Skip the pictures and repeat each line of the data exactly.

— BEGIN WORKING DATA —

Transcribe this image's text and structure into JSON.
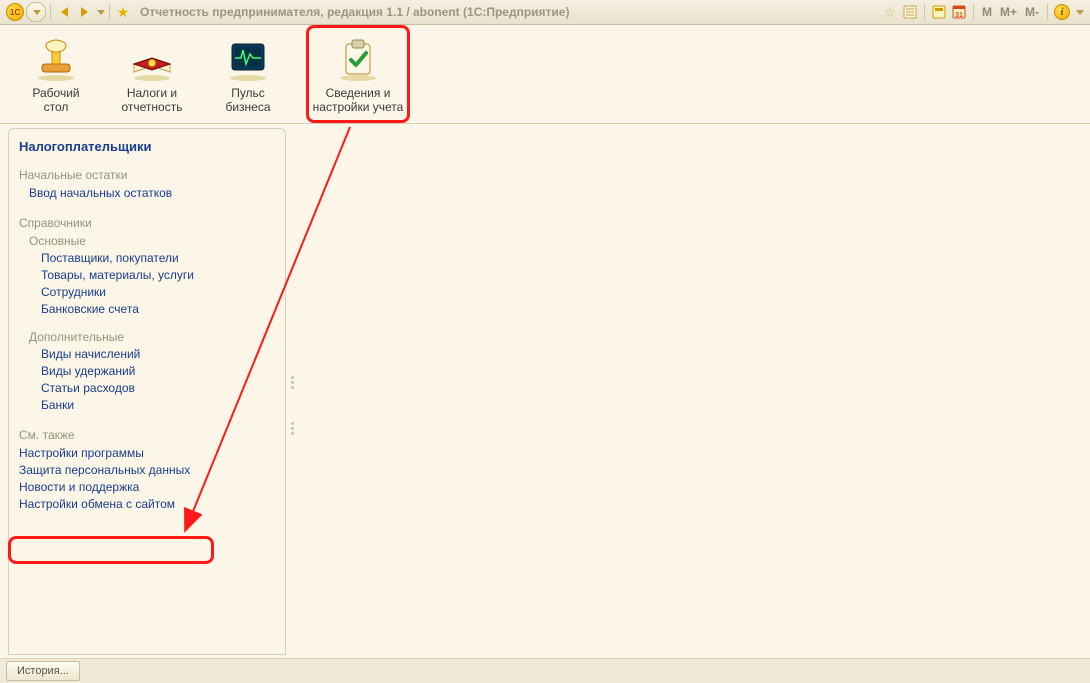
{
  "titlebar": {
    "logo_text": "1C",
    "title": "Отчетность предпринимателя, редакция 1.1 / abonent  (1С:Предприятие)",
    "m1": "M",
    "m2": "M+",
    "m3": "M-"
  },
  "toolbar": {
    "desktop": {
      "l1": "Рабочий",
      "l2": "стол"
    },
    "taxes": {
      "l1": "Налоги и",
      "l2": "отчетность"
    },
    "pulse": {
      "l1": "Пульс",
      "l2": "бизнеса"
    },
    "settings": {
      "l1": "Сведения и",
      "l2": "настройки учета"
    }
  },
  "nav": {
    "title": "Налогоплательщики",
    "g1": "Начальные остатки",
    "g1_i1": "Ввод начальных остатков",
    "g2": "Справочники",
    "g2_s1": "Основные",
    "g2_s1_i1": "Поставщики, покупатели",
    "g2_s1_i2": "Товары, материалы, услуги",
    "g2_s1_i3": "Сотрудники",
    "g2_s1_i4": "Банковские счета",
    "g2_s2": "Дополнительные",
    "g2_s2_i1": "Виды начислений",
    "g2_s2_i2": "Виды удержаний",
    "g2_s2_i3": "Статьи расходов",
    "g2_s2_i4": "Банки",
    "g3": "См. также",
    "g3_i1": "Настройки программы",
    "g3_i2": "Защита персональных данных",
    "g3_i3": "Новости и поддержка",
    "g3_i4": "Настройки обмена с сайтом"
  },
  "statusbar": {
    "history": "История..."
  }
}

— END WORKING DATA —

## THE SOLUTION
Transcribe this image's text and structure into JSON.
{
  "titlebar": {
    "logo_text": "1C",
    "title": "Отчетность предпринимателя, редакция 1.1 / abonent  (1С:Предприятие)",
    "m1": "M",
    "m2": "M+",
    "m3": "M-"
  },
  "toolbar": {
    "desktop": {
      "l1": "Рабочий",
      "l2": "стол"
    },
    "taxes": {
      "l1": "Налоги и",
      "l2": "отчетность"
    },
    "pulse": {
      "l1": "Пульс",
      "l2": "бизнеса"
    },
    "settings": {
      "l1": "Сведения и",
      "l2": "настройки учета"
    }
  },
  "nav": {
    "title": "Налогоплательщики",
    "g1": "Начальные остатки",
    "g1_i1": "Ввод начальных остатков",
    "g2": "Справочники",
    "g2_s1": "Основные",
    "g2_s1_i1": "Поставщики, покупатели",
    "g2_s1_i2": "Товары, материалы, услуги",
    "g2_s1_i3": "Сотрудники",
    "g2_s1_i4": "Банковские счета",
    "g2_s2": "Дополнительные",
    "g2_s2_i1": "Виды начислений",
    "g2_s2_i2": "Виды удержаний",
    "g2_s2_i3": "Статьи расходов",
    "g2_s2_i4": "Банки",
    "g3": "См. также",
    "g3_i1": "Настройки программы",
    "g3_i2": "Защита персональных данных",
    "g3_i3": "Новости и поддержка",
    "g3_i4": "Настройки обмена с сайтом"
  },
  "statusbar": {
    "history": "История..."
  }
}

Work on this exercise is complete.